→ Input data
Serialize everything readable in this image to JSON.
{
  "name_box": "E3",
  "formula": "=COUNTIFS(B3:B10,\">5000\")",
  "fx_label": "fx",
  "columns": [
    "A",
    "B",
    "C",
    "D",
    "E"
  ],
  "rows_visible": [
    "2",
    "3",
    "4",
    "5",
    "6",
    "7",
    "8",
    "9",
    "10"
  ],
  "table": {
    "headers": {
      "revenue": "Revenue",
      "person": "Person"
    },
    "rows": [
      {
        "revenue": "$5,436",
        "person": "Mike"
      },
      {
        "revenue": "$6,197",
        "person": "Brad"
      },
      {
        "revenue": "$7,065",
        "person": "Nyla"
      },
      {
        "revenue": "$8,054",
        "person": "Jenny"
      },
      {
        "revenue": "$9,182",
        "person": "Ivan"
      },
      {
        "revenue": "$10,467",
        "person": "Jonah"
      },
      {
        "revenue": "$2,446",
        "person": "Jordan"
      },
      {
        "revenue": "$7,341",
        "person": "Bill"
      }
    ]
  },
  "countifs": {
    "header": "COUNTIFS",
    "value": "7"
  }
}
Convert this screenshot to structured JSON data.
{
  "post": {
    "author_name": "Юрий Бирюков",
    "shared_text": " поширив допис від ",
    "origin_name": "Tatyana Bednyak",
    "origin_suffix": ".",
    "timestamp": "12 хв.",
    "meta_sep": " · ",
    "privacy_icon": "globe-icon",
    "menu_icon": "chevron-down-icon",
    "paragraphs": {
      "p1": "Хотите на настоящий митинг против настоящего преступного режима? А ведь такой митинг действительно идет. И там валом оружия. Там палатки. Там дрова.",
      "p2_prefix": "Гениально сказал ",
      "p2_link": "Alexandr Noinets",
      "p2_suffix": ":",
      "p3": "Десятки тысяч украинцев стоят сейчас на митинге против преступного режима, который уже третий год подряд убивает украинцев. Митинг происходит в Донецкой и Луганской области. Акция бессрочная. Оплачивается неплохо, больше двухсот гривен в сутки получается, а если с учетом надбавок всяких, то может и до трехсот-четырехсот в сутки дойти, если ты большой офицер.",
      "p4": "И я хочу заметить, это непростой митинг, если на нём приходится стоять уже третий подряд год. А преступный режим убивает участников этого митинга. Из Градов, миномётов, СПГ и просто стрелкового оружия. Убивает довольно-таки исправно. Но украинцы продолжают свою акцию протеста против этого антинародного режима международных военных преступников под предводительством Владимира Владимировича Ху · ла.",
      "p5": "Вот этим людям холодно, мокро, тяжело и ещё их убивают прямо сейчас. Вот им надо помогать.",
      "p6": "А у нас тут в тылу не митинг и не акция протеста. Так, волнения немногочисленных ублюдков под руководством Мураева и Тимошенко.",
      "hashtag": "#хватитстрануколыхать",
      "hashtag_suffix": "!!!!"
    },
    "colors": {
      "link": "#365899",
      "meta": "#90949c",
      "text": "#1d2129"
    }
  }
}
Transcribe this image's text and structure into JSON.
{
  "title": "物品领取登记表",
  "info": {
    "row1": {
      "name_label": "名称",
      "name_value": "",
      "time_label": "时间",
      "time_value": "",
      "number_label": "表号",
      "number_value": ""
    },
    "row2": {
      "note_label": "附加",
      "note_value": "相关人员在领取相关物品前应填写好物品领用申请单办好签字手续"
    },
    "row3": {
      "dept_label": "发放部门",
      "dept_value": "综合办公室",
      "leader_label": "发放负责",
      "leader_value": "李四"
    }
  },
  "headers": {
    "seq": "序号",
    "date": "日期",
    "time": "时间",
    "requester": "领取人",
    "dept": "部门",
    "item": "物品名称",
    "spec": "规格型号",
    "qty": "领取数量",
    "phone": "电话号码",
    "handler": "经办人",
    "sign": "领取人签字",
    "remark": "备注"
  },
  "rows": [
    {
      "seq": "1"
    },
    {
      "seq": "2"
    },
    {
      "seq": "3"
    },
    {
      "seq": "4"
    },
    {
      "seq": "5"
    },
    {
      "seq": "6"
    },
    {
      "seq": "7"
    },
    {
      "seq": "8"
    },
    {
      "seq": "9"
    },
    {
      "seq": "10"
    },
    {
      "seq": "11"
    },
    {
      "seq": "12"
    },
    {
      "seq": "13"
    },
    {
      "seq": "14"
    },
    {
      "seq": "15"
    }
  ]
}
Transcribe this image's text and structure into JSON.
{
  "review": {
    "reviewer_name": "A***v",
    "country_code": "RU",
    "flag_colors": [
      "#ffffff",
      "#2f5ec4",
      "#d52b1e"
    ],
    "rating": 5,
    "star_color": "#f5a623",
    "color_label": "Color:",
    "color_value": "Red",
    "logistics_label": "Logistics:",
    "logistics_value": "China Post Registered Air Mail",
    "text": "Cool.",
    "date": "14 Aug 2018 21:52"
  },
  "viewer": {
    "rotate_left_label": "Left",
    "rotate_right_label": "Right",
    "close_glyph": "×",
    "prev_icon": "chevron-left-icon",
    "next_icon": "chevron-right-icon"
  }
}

→ Work required
Copy out each line exactly.

→ Output of the task
Serialize everything readable in this image to JSON.
{
  "name_box": "E3",
  "formula": "=COUNTIFS(B3:B10,\">5000\")",
  "fx_label": "fx",
  "columns": [
    "A",
    "B",
    "C",
    "D",
    "E"
  ],
  "rows_visible": [
    "2",
    "3",
    "4",
    "5",
    "6",
    "7",
    "8",
    "9",
    "10"
  ],
  "table": {
    "headers": {
      "revenue": "Revenue",
      "person": "Person"
    },
    "rows": [
      {
        "revenue": "$5,436",
        "person": "Mike"
      },
      {
        "revenue": "$6,197",
        "person": "Brad"
      },
      {
        "revenue": "$7,065",
        "person": "Nyla"
      },
      {
        "revenue": "$8,054",
        "person": "Jenny"
      },
      {
        "revenue": "$9,182",
        "person": "Ivan"
      },
      {
        "revenue": "$10,467",
        "person": "Jonah"
      },
      {
        "revenue": "$2,446",
        "person": "Jordan"
      },
      {
        "revenue": "$7,341",
        "person": "Bill"
      }
    ]
  },
  "countifs": {
    "header": "COUNTIFS",
    "value": "7"
  }
}
Convert this screenshot to structured JSON data.
{
  "post": {
    "author_name": "Юрий Бирюков",
    "shared_text": " поширив допис від ",
    "origin_name": "Tatyana Bednyak",
    "origin_suffix": ".",
    "timestamp": "12 хв.",
    "meta_sep": " · ",
    "privacy_icon": "globe-icon",
    "menu_icon": "chevron-down-icon",
    "paragraphs": {
      "p1": "Хотите на настоящий митинг против настоящего преступного режима? А ведь такой митинг действительно идет. И там валом оружия. Там палатки. Там дрова.",
      "p2_prefix": "Гениально сказал ",
      "p2_link": "Alexandr Noinets",
      "p2_suffix": ":",
      "p3": "Десятки тысяч украинцев стоят сейчас на митинге против преступного режима, который уже третий год подряд убивает украинцев. Митинг происходит в Донецкой и Луганской области. Акция бессрочная. Оплачивается неплохо, больше двухсот гривен в сутки получается, а если с учетом надбавок всяких, то может и до трехсот-четырехсот в сутки дойти, если ты большой офицер.",
      "p4": "И я хочу заметить, это непростой митинг, если на нём приходится стоять уже третий подряд год. А преступный режим убивает участников этого митинга. Из Градов, миномётов, СПГ и просто стрелкового оружия. Убивает довольно-таки исправно. Но украинцы продолжают свою акцию протеста против этого антинародного режима международных военных преступников под предводительством Владимира Владимировича Ху · ла.",
      "p5": "Вот этим людям холодно, мокро, тяжело и ещё их убивают прямо сейчас. Вот им надо помогать.",
      "p6": "А у нас тут в тылу не митинг и не акция протеста. Так, волнения немногочисленных ублюдков под руководством Мураева и Тимошенко.",
      "hashtag": "#хватитстрануколыхать",
      "hashtag_suffix": "!!!!"
    },
    "colors": {
      "link": "#365899",
      "meta": "#90949c",
      "text": "#1d2129"
    }
  }
}
Transcribe this image's text and structure into JSON.
{
  "title": "物品领取登记表",
  "info": {
    "row1": {
      "name_label": "名称",
      "name_value": "",
      "time_label": "时间",
      "time_value": "",
      "number_label": "表号",
      "number_value": ""
    },
    "row2": {
      "note_label": "附加",
      "note_value": "相关人员在领取相关物品前应填写好物品领用申请单办好签字手续"
    },
    "row3": {
      "dept_label": "发放部门",
      "dept_value": "综合办公室",
      "leader_label": "发放负责",
      "leader_value": "李四"
    }
  },
  "headers": {
    "seq": "序号",
    "date": "日期",
    "time": "时间",
    "requester": "领取人",
    "dept": "部门",
    "item": "物品名称",
    "spec": "规格型号",
    "qty": "领取数量",
    "phone": "电话号码",
    "handler": "经办人",
    "sign": "领取人签字",
    "remark": "备注"
  },
  "rows": [
    {
      "seq": "1"
    },
    {
      "seq": "2"
    },
    {
      "seq": "3"
    },
    {
      "seq": "4"
    },
    {
      "seq": "5"
    },
    {
      "seq": "6"
    },
    {
      "seq": "7"
    },
    {
      "seq": "8"
    },
    {
      "seq": "9"
    },
    {
      "seq": "10"
    },
    {
      "seq": "11"
    },
    {
      "seq": "12"
    },
    {
      "seq": "13"
    },
    {
      "seq": "14"
    },
    {
      "seq": "15"
    }
  ]
}
Transcribe this image's text and structure into JSON.
{
  "review": {
    "reviewer_name": "A***v",
    "country_code": "RU",
    "flag_colors": [
      "#ffffff",
      "#2f5ec4",
      "#d52b1e"
    ],
    "rating": 5,
    "star_color": "#f5a623",
    "color_label": "Color:",
    "color_value": "Red",
    "logistics_label": "Logistics:",
    "logistics_value": "China Post Registered Air Mail",
    "text": "Cool.",
    "date": "14 Aug 2018 21:52"
  },
  "viewer": {
    "rotate_left_label": "Left",
    "rotate_right_label": "Right",
    "close_glyph": "×",
    "prev_icon": "chevron-left-icon",
    "next_icon": "chevron-right-icon"
  }
}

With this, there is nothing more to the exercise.